What to work on ->
All of the entries need to be written out again, exactly as they are.
────────────────────
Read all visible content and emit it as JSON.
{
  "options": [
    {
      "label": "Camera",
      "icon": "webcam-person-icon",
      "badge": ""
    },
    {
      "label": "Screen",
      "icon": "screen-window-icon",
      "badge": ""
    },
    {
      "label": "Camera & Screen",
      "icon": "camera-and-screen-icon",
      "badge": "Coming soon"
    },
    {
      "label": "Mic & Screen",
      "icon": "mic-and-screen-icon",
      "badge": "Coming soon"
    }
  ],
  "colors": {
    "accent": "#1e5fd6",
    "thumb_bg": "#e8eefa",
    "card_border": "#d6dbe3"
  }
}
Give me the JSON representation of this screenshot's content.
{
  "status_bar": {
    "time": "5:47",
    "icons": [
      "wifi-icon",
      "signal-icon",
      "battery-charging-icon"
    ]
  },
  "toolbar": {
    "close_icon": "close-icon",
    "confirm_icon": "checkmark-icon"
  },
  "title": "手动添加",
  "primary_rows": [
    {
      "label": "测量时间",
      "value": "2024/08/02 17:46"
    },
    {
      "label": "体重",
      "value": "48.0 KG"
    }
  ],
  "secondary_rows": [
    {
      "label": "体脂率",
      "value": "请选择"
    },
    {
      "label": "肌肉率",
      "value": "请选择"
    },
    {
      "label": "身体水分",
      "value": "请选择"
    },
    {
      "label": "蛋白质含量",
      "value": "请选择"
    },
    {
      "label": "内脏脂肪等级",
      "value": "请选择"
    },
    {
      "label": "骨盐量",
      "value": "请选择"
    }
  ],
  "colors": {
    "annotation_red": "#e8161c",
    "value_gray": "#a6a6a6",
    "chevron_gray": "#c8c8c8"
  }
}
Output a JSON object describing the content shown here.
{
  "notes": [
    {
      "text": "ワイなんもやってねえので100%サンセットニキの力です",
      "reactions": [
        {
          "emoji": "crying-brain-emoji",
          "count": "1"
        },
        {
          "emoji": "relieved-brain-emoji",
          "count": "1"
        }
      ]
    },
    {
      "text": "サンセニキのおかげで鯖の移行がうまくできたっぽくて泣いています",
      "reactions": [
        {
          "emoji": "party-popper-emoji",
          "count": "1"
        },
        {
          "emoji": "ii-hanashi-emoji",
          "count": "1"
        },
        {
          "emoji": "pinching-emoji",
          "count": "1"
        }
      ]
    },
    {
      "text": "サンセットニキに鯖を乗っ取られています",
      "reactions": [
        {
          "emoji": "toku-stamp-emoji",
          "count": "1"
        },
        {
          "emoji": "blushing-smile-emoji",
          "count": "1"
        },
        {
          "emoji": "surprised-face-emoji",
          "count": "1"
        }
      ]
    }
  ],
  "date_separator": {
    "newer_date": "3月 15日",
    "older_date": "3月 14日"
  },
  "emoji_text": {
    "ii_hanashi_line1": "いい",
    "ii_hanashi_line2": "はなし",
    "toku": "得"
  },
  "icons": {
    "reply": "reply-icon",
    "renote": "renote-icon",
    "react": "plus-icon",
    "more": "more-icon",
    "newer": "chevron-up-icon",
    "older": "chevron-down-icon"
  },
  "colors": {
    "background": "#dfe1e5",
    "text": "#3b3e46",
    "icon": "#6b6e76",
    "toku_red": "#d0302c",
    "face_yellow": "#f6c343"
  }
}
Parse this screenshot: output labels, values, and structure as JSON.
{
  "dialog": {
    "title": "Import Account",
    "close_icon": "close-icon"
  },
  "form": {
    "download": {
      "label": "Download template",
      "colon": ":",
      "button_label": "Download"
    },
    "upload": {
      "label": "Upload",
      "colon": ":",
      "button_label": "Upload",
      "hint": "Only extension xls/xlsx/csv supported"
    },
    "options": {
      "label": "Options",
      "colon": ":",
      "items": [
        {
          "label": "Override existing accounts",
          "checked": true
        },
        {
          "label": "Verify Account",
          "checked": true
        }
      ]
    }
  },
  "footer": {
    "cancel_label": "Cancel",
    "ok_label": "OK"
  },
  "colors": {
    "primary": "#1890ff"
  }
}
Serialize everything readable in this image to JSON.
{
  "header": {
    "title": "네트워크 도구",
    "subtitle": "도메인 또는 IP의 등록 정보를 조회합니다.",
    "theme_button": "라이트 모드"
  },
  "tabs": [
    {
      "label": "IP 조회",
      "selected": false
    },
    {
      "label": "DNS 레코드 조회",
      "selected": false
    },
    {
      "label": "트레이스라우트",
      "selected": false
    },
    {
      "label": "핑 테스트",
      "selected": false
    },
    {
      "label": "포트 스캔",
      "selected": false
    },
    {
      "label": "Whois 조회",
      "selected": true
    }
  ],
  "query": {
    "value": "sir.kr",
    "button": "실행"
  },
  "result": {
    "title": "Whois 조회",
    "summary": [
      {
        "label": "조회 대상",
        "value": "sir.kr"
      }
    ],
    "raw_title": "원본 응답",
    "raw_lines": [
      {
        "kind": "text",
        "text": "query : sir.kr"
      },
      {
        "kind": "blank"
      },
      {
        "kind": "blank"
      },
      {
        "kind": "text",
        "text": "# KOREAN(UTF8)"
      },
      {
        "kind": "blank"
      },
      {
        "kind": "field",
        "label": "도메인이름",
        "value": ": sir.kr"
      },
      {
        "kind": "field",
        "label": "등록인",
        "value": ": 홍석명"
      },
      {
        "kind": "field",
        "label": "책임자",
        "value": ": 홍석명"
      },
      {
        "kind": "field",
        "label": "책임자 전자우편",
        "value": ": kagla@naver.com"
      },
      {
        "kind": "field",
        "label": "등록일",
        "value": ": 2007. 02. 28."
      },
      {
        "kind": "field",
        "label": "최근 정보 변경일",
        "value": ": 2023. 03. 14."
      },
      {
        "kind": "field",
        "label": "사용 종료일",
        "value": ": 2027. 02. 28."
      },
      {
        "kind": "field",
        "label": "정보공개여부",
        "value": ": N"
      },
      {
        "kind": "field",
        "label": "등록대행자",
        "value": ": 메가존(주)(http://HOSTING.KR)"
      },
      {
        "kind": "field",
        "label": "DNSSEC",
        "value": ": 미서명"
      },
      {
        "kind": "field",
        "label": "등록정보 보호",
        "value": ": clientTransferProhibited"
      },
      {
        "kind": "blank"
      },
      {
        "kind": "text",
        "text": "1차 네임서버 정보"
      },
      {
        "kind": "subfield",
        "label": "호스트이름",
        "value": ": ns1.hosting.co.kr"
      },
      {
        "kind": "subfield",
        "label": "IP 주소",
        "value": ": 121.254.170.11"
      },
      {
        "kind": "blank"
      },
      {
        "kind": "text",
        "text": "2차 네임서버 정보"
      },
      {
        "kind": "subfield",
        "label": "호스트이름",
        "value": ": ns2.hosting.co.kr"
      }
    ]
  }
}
────────────────────
Solved exercise ->
Read all visible content and emit it as JSON.
{
  "options": [
    {
      "label": "Camera",
      "icon": "webcam-person-icon",
      "badge": ""
    },
    {
      "label": "Screen",
      "icon": "screen-window-icon",
      "badge": ""
    },
    {
      "label": "Camera & Screen",
      "icon": "camera-and-screen-icon",
      "badge": "Coming soon"
    },
    {
      "label": "Mic & Screen",
      "icon": "mic-and-screen-icon",
      "badge": "Coming soon"
    }
  ],
  "colors": {
    "accent": "#1e5fd6",
    "thumb_bg": "#e8eefa",
    "card_border": "#d6dbe3"
  }
}
Give me the JSON representation of this screenshot's content.
{
  "status_bar": {
    "time": "5:47",
    "icons": [
      "wifi-icon",
      "signal-icon",
      "battery-charging-icon"
    ]
  },
  "toolbar": {
    "close_icon": "close-icon",
    "confirm_icon": "checkmark-icon"
  },
  "title": "手动添加",
  "primary_rows": [
    {
      "label": "测量时间",
      "value": "2024/08/02 17:46"
    },
    {
      "label": "体重",
      "value": "48.0 KG"
    }
  ],
  "secondary_rows": [
    {
      "label": "体脂率",
      "value": "请选择"
    },
    {
      "label": "肌肉率",
      "value": "请选择"
    },
    {
      "label": "身体水分",
      "value": "请选择"
    },
    {
      "label": "蛋白质含量",
      "value": "请选择"
    },
    {
      "label": "内脏脂肪等级",
      "value": "请选择"
    },
    {
      "label": "骨盐量",
      "value": "请选择"
    }
  ],
  "colors": {
    "annotation_red": "#e8161c",
    "value_gray": "#a6a6a6",
    "chevron_gray": "#c8c8c8"
  }
}
Output a JSON object describing the content shown here.
{
  "notes": [
    {
      "text": "ワイなんもやってねえので100%サンセットニキの力です",
      "reactions": [
        {
          "emoji": "crying-brain-emoji",
          "count": "1"
        },
        {
          "emoji": "relieved-brain-emoji",
          "count": "1"
        }
      ]
    },
    {
      "text": "サンセニキのおかげで鯖の移行がうまくできたっぽくて泣いています",
      "reactions": [
        {
          "emoji": "party-popper-emoji",
          "count": "1"
        },
        {
          "emoji": "ii-hanashi-emoji",
          "count": "1"
        },
        {
          "emoji": "pinching-emoji",
          "count": "1"
        }
      ]
    },
    {
      "text": "サンセットニキに鯖を乗っ取られています",
      "reactions": [
        {
          "emoji": "toku-stamp-emoji",
          "count": "1"
        },
        {
          "emoji": "blushing-smile-emoji",
          "count": "1"
        },
        {
          "emoji": "surprised-face-emoji",
          "count": "1"
        }
      ]
    }
  ],
  "date_separator": {
    "newer_date": "3月 15日",
    "older_date": "3月 14日"
  },
  "emoji_text": {
    "ii_hanashi_line1": "いい",
    "ii_hanashi_line2": "はなし",
    "toku": "得"
  },
  "icons": {
    "reply": "reply-icon",
    "renote": "renote-icon",
    "react": "plus-icon",
    "more": "more-icon",
    "newer": "chevron-up-icon",
    "older": "chevron-down-icon"
  },
  "colors": {
    "background": "#dfe1e5",
    "text": "#3b3e46",
    "icon": "#6b6e76",
    "toku_red": "#d0302c",
    "face_yellow": "#f6c343"
  }
}
Parse this screenshot: output labels, values, and structure as JSON.
{
  "dialog": {
    "title": "Import Account",
    "close_icon": "close-icon"
  },
  "form": {
    "download": {
      "label": "Download template",
      "colon": ":",
      "button_label": "Download"
    },
    "upload": {
      "label": "Upload",
      "colon": ":",
      "button_label": "Upload",
      "hint": "Only extension xls/xlsx/csv supported"
    },
    "options": {
      "label": "Options",
      "colon": ":",
      "items": [
        {
          "label": "Override existing accounts",
          "checked": true
        },
        {
          "label": "Verify Account",
          "checked": true
        }
      ]
    }
  },
  "footer": {
    "cancel_label": "Cancel",
    "ok_label": "OK"
  },
  "colors": {
    "primary": "#1890ff"
  }
}
Serialize everything readable in this image to JSON.
{
  "header": {
    "title": "네트워크 도구",
    "subtitle": "도메인 또는 IP의 등록 정보를 조회합니다.",
    "theme_button": "라이트 모드"
  },
  "tabs": [
    {
      "label": "IP 조회",
      "selected": false
    },
    {
      "label": "DNS 레코드 조회",
      "selected": false
    },
    {
      "label": "트레이스라우트",
      "selected": false
    },
    {
      "label": "핑 테스트",
      "selected": false
    },
    {
      "label": "포트 스캔",
      "selected": false
    },
    {
      "label": "Whois 조회",
      "selected": true
    }
  ],
  "query": {
    "value": "sir.kr",
    "button": "실행"
  },
  "result": {
    "title": "Whois 조회",
    "summary": [
      {
        "label": "조회 대상",
        "value": "sir.kr"
      }
    ],
    "raw_title": "원본 응답",
    "raw_lines": [
      {
        "kind": "text",
        "text": "query : sir.kr"
      },
      {
        "kind": "blank"
      },
      {
        "kind": "blank"
      },
      {
        "kind": "text",
        "text": "# KOREAN(UTF8)"
      },
      {
        "kind": "blank"
      },
      {
        "kind": "field",
        "label": "도메인이름",
        "value": ": sir.kr"
      },
      {
        "kind": "field",
        "label": "등록인",
        "value": ": 홍석명"
      },
      {
        "kind": "field",
        "label": "책임자",
        "value": ": 홍석명"
      },
      {
        "kind": "field",
        "label": "책임자 전자우편",
        "value": ": kagla@naver.com"
      },
      {
        "kind": "field",
        "label": "등록일",
        "value": ": 2007. 02. 28."
      },
      {
        "kind": "field",
        "label": "최근 정보 변경일",
        "value": ": 2023. 03. 14."
      },
      {
        "kind": "field",
        "label": "사용 종료일",
        "value": ": 2027. 02. 28."
      },
      {
        "kind": "field",
        "label": "정보공개여부",
        "value": ": N"
      },
      {
        "kind": "field",
        "label": "등록대행자",
        "value": ": 메가존(주)(http://HOSTING.KR)"
      },
      {
        "kind": "field",
        "label": "DNSSEC",
        "value": ": 미서명"
      },
      {
        "kind": "field",
        "label": "등록정보 보호",
        "value": ": clientTransferProhibited"
      },
      {
        "kind": "blank"
      },
      {
        "kind": "text",
        "text": "1차 네임서버 정보"
      },
      {
        "kind": "subfield",
        "label": "호스트이름",
        "value": ": ns1.hosting.co.kr"
      },
      {
        "kind": "subfield",
        "label": "IP 주소",
        "value": ": 121.254.170.11"
      },
      {
        "kind": "blank"
      },
      {
        "kind": "text",
        "text": "2차 네임서버 정보"
      },
      {
        "kind": "subfield",
        "label": "호스트이름",
        "value": ": ns2.hosting.co.kr"
      }
    ]
  }
}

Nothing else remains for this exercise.